--- Given instruction ---
Below are the records; collect from them each line containing the string "вместе".

--- Excerpted records ---
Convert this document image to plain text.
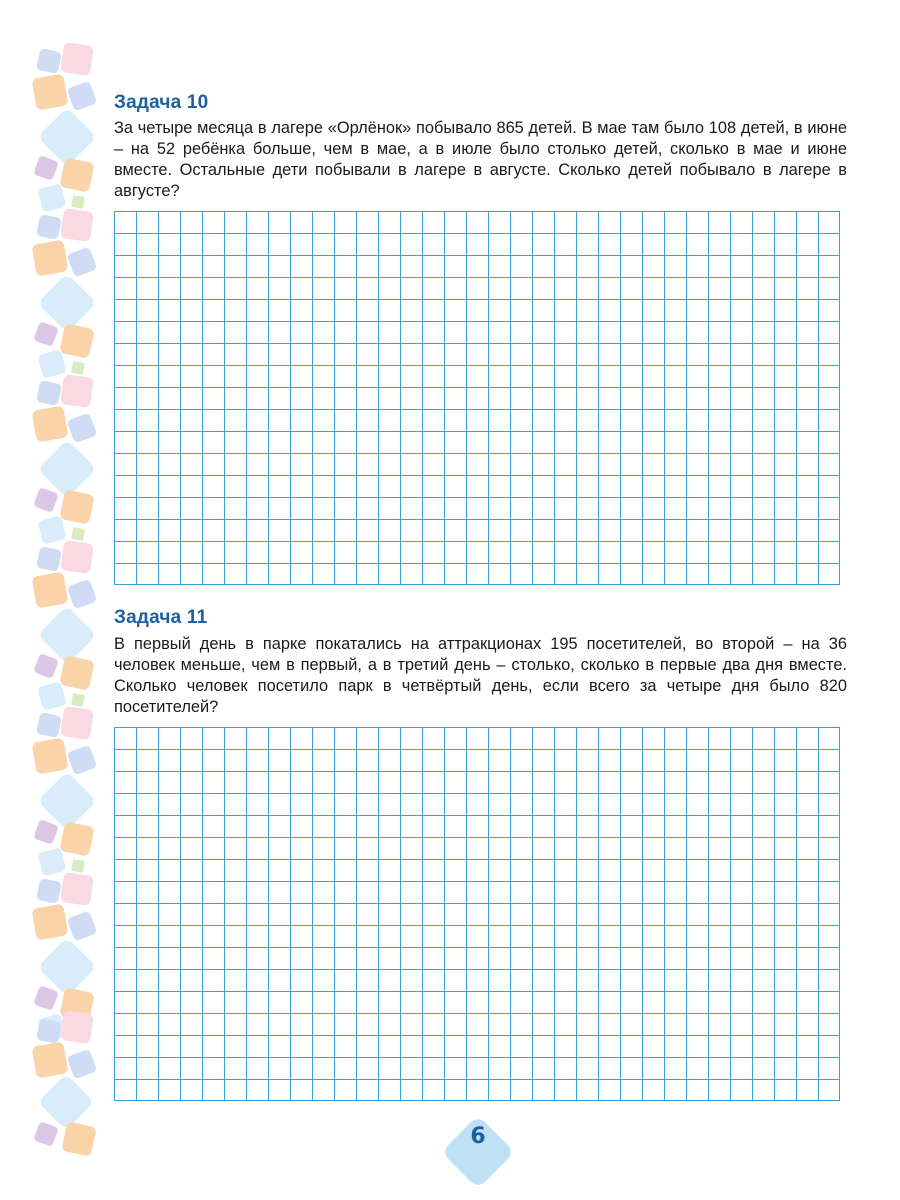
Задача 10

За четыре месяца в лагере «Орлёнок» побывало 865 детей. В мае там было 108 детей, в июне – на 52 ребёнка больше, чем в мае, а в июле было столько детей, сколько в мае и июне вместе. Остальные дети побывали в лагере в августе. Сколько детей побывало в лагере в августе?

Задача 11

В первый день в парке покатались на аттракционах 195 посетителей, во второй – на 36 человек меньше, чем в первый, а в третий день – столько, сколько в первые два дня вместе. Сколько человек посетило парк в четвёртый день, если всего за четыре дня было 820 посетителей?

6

--- Complete output ---
За четыре месяца в лагере «Орлёнок» побывало 865 детей. В мае там было 108 детей, в июне – на 52 ребёнка больше, чем в мае, а в июле было столько детей, сколько в мае и июне вместе. Остальные дети побывали в лагере в августе. Сколько детей побывало в лагере в августе?
В первый день в парке покатались на аттракционах 195 посетителей, во второй – на 36 человек меньше, чем в первый, а в третий день – столько, сколько в первые два дня вместе. Сколько человек посетило парк в четвёртый день, если всего за четыре дня было 820 посетителей?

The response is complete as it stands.